> [EXCERPTED DATA]

↓

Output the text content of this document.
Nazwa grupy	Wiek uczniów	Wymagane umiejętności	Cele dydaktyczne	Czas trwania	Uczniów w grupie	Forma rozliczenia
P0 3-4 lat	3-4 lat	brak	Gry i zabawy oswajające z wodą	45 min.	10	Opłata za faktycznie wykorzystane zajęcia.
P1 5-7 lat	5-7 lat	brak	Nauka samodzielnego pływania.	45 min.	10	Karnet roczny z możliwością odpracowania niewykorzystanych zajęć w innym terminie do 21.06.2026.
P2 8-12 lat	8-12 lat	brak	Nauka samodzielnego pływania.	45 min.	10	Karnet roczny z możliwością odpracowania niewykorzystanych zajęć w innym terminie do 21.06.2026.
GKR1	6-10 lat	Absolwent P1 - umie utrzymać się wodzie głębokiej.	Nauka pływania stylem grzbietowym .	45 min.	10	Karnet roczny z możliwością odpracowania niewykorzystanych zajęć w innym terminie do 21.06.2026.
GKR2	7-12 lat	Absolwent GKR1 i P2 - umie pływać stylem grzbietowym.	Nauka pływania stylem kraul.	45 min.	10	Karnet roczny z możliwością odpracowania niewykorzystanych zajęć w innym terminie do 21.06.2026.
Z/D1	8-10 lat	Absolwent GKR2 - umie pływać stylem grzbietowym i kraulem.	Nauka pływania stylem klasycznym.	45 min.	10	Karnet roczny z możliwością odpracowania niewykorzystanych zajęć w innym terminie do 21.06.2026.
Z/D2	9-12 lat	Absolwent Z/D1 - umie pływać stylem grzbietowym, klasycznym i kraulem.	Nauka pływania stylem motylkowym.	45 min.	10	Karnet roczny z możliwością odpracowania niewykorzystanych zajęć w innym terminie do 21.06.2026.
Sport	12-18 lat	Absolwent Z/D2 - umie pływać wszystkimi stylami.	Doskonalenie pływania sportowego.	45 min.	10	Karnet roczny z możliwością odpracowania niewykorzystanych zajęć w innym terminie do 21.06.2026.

↑

> [DESCRIPTION OF THE TASK] Return the material exactly as it stands.

> [ANSWER TO THIS TASK]
Output the text content of this document.
Nazwa grupy	Wiek uczniów	Wymagane umiejętności	Cele dydaktyczne	Czas trwania	Uczniów w grupie	Forma rozliczenia
P0 3-4 lat	3-4 lat	brak	Gry i zabawy oswajające z wodą	45 min.	10	Opłata za faktycznie wykorzystane zajęcia.
P1 5-7 lat	5-7 lat	brak	Nauka samodzielnego pływania.	45 min.	10	Karnet roczny z możliwością odpracowania niewykorzystanych zajęć w innym terminie do 21.06.2026.
P2 8-12 lat	8-12 lat	brak	Nauka samodzielnego pływania.	45 min.	10	Karnet roczny z możliwością odpracowania niewykorzystanych zajęć w innym terminie do 21.06.2026.
GKR1	6-10 lat	Absolwent P1 - umie utrzymać się wodzie głębokiej.	Nauka pływania stylem grzbietowym .	45 min.	10	Karnet roczny z możliwością odpracowania niewykorzystanych zajęć w innym terminie do 21.06.2026.
GKR2	7-12 lat	Absolwent GKR1 i P2 - umie pływać stylem grzbietowym.	Nauka pływania stylem kraul.	45 min.	10	Karnet roczny z możliwością odpracowania niewykorzystanych zajęć w innym terminie do 21.06.2026.
Z/D1	8-10 lat	Absolwent GKR2 - umie pływać stylem grzbietowym i kraulem.	Nauka pływania stylem klasycznym.	45 min.	10	Karnet roczny z możliwością odpracowania niewykorzystanych zajęć w innym terminie do 21.06.2026.
Z/D2	9-12 lat	Absolwent Z/D1 - umie pływać stylem grzbietowym, klasycznym i kraulem.	Nauka pływania stylem motylkowym.	45 min.	10	Karnet roczny z możliwością odpracowania niewykorzystanych zajęć w innym terminie do 21.06.2026.
Sport	12-18 lat	Absolwent Z/D2 - umie pływać wszystkimi stylami.	Doskonalenie pływania sportowego.	45 min.	10	Karnet roczny z możliwością odpracowania niewykorzystanych zajęć w innym terminie do 21.06.2026.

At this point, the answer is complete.